Stored records:
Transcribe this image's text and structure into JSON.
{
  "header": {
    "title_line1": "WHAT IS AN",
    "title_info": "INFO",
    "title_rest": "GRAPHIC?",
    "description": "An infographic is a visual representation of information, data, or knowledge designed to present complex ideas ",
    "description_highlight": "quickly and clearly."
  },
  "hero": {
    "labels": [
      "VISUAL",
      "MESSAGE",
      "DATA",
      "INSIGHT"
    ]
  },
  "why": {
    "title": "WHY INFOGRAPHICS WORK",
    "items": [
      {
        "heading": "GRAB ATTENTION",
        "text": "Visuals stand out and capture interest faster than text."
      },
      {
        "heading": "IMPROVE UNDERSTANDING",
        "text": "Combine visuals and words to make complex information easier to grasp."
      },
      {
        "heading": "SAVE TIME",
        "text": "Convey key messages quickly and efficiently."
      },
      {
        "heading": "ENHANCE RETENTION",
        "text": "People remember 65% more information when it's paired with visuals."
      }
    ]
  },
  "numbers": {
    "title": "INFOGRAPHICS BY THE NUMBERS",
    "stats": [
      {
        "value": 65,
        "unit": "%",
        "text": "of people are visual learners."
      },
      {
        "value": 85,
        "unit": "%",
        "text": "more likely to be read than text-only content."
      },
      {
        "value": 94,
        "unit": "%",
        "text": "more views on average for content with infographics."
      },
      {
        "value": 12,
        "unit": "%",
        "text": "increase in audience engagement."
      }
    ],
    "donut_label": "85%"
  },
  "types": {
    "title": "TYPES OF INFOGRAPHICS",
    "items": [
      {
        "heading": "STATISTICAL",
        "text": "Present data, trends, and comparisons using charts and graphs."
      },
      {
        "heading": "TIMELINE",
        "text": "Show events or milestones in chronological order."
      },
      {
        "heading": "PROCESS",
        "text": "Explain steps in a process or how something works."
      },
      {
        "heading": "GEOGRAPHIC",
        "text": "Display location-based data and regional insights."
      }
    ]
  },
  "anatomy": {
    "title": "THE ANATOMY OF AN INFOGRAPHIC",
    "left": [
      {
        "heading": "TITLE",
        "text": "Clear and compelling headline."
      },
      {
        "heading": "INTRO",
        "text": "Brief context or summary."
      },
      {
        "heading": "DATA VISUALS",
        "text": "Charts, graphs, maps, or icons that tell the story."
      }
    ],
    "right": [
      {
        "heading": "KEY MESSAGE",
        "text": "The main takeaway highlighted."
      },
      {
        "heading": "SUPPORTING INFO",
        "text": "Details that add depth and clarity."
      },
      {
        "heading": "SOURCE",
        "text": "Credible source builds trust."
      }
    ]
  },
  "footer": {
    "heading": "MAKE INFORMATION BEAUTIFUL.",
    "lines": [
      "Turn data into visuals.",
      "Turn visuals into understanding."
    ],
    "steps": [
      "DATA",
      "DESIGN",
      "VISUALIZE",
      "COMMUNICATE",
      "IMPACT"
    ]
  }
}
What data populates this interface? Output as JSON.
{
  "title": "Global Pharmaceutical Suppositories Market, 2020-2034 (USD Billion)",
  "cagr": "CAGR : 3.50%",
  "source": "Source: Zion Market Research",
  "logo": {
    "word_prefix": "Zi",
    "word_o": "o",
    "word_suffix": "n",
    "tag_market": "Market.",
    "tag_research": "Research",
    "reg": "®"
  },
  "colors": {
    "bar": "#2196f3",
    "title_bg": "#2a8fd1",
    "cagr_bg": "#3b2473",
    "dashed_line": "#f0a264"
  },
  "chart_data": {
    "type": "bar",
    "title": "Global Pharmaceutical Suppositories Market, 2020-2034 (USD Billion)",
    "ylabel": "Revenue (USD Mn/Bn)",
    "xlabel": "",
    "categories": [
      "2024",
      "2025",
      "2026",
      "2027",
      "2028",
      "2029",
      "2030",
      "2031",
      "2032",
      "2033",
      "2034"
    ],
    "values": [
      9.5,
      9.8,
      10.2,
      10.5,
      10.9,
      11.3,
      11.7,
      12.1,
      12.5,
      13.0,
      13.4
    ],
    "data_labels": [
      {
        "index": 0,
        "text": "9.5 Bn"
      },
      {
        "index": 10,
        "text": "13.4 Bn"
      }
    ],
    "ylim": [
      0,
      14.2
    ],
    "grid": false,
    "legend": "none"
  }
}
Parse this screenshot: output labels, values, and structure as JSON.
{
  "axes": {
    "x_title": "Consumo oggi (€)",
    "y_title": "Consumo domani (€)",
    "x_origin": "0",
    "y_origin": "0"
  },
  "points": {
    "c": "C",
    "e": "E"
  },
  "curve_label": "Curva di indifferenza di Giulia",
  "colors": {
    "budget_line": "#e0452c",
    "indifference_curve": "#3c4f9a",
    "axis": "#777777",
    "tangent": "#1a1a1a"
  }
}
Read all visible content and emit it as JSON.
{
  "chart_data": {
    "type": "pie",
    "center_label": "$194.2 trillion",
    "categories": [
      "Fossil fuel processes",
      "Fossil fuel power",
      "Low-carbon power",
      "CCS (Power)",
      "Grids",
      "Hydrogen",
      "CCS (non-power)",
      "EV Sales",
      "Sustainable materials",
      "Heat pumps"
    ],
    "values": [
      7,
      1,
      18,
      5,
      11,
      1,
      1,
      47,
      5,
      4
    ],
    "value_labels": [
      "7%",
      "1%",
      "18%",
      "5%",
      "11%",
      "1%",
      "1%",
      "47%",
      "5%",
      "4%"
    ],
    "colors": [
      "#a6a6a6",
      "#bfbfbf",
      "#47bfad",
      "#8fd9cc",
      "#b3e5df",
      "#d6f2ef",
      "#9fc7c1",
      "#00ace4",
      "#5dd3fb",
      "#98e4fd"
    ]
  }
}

» Stated task
Output all of the material, please, exactly as it stands.

» Solution to this task
Transcribe this image's text and structure into JSON.
{
  "header": {
    "title_line1": "WHAT IS AN",
    "title_info": "INFO",
    "title_rest": "GRAPHIC?",
    "description": "An infographic is a visual representation of information, data, or knowledge designed to present complex ideas ",
    "description_highlight": "quickly and clearly."
  },
  "hero": {
    "labels": [
      "VISUAL",
      "MESSAGE",
      "DATA",
      "INSIGHT"
    ]
  },
  "why": {
    "title": "WHY INFOGRAPHICS WORK",
    "items": [
      {
        "heading": "GRAB ATTENTION",
        "text": "Visuals stand out and capture interest faster than text."
      },
      {
        "heading": "IMPROVE UNDERSTANDING",
        "text": "Combine visuals and words to make complex information easier to grasp."
      },
      {
        "heading": "SAVE TIME",
        "text": "Convey key messages quickly and efficiently."
      },
      {
        "heading": "ENHANCE RETENTION",
        "text": "People remember 65% more information when it's paired with visuals."
      }
    ]
  },
  "numbers": {
    "title": "INFOGRAPHICS BY THE NUMBERS",
    "stats": [
      {
        "value": 65,
        "unit": "%",
        "text": "of people are visual learners."
      },
      {
        "value": 85,
        "unit": "%",
        "text": "more likely to be read than text-only content."
      },
      {
        "value": 94,
        "unit": "%",
        "text": "more views on average for content with infographics."
      },
      {
        "value": 12,
        "unit": "%",
        "text": "increase in audience engagement."
      }
    ],
    "donut_label": "85%"
  },
  "types": {
    "title": "TYPES OF INFOGRAPHICS",
    "items": [
      {
        "heading": "STATISTICAL",
        "text": "Present data, trends, and comparisons using charts and graphs."
      },
      {
        "heading": "TIMELINE",
        "text": "Show events or milestones in chronological order."
      },
      {
        "heading": "PROCESS",
        "text": "Explain steps in a process or how something works."
      },
      {
        "heading": "GEOGRAPHIC",
        "text": "Display location-based data and regional insights."
      }
    ]
  },
  "anatomy": {
    "title": "THE ANATOMY OF AN INFOGRAPHIC",
    "left": [
      {
        "heading": "TITLE",
        "text": "Clear and compelling headline."
      },
      {
        "heading": "INTRO",
        "text": "Brief context or summary."
      },
      {
        "heading": "DATA VISUALS",
        "text": "Charts, graphs, maps, or icons that tell the story."
      }
    ],
    "right": [
      {
        "heading": "KEY MESSAGE",
        "text": "The main takeaway highlighted."
      },
      {
        "heading": "SUPPORTING INFO",
        "text": "Details that add depth and clarity."
      },
      {
        "heading": "SOURCE",
        "text": "Credible source builds trust."
      }
    ]
  },
  "footer": {
    "heading": "MAKE INFORMATION BEAUTIFUL.",
    "lines": [
      "Turn data into visuals.",
      "Turn visuals into understanding."
    ],
    "steps": [
      "DATA",
      "DESIGN",
      "VISUALIZE",
      "COMMUNICATE",
      "IMPACT"
    ]
  }
}
What data populates this interface? Output as JSON.
{
  "title": "Global Pharmaceutical Suppositories Market, 2020-2034 (USD Billion)",
  "cagr": "CAGR : 3.50%",
  "source": "Source: Zion Market Research",
  "logo": {
    "word_prefix": "Zi",
    "word_o": "o",
    "word_suffix": "n",
    "tag_market": "Market.",
    "tag_research": "Research",
    "reg": "®"
  },
  "colors": {
    "bar": "#2196f3",
    "title_bg": "#2a8fd1",
    "cagr_bg": "#3b2473",
    "dashed_line": "#f0a264"
  },
  "chart_data": {
    "type": "bar",
    "title": "Global Pharmaceutical Suppositories Market, 2020-2034 (USD Billion)",
    "ylabel": "Revenue (USD Mn/Bn)",
    "xlabel": "",
    "categories": [
      "2024",
      "2025",
      "2026",
      "2027",
      "2028",
      "2029",
      "2030",
      "2031",
      "2032",
      "2033",
      "2034"
    ],
    "values": [
      9.5,
      9.8,
      10.2,
      10.5,
      10.9,
      11.3,
      11.7,
      12.1,
      12.5,
      13.0,
      13.4
    ],
    "data_labels": [
      {
        "index": 0,
        "text": "9.5 Bn"
      },
      {
        "index": 10,
        "text": "13.4 Bn"
      }
    ],
    "ylim": [
      0,
      14.2
    ],
    "grid": false,
    "legend": "none"
  }
}
Parse this screenshot: output labels, values, and structure as JSON.
{
  "axes": {
    "x_title": "Consumo oggi (€)",
    "y_title": "Consumo domani (€)",
    "x_origin": "0",
    "y_origin": "0"
  },
  "points": {
    "c": "C",
    "e": "E"
  },
  "curve_label": "Curva di indifferenza di Giulia",
  "colors": {
    "budget_line": "#e0452c",
    "indifference_curve": "#3c4f9a",
    "axis": "#777777",
    "tangent": "#1a1a1a"
  }
}
Read all visible content and emit it as JSON.
{
  "chart_data": {
    "type": "pie",
    "center_label": "$194.2 trillion",
    "categories": [
      "Fossil fuel processes",
      "Fossil fuel power",
      "Low-carbon power",
      "CCS (Power)",
      "Grids",
      "Hydrogen",
      "CCS (non-power)",
      "EV Sales",
      "Sustainable materials",
      "Heat pumps"
    ],
    "values": [
      7,
      1,
      18,
      5,
      11,
      1,
      1,
      47,
      5,
      4
    ],
    "value_labels": [
      "7%",
      "1%",
      "18%",
      "5%",
      "11%",
      "1%",
      "1%",
      "47%",
      "5%",
      "4%"
    ],
    "colors": [
      "#a6a6a6",
      "#bfbfbf",
      "#47bfad",
      "#8fd9cc",
      "#b3e5df",
      "#d6f2ef",
      "#9fc7c1",
      "#00ace4",
      "#5dd3fb",
      "#98e4fd"
    ]
  }
}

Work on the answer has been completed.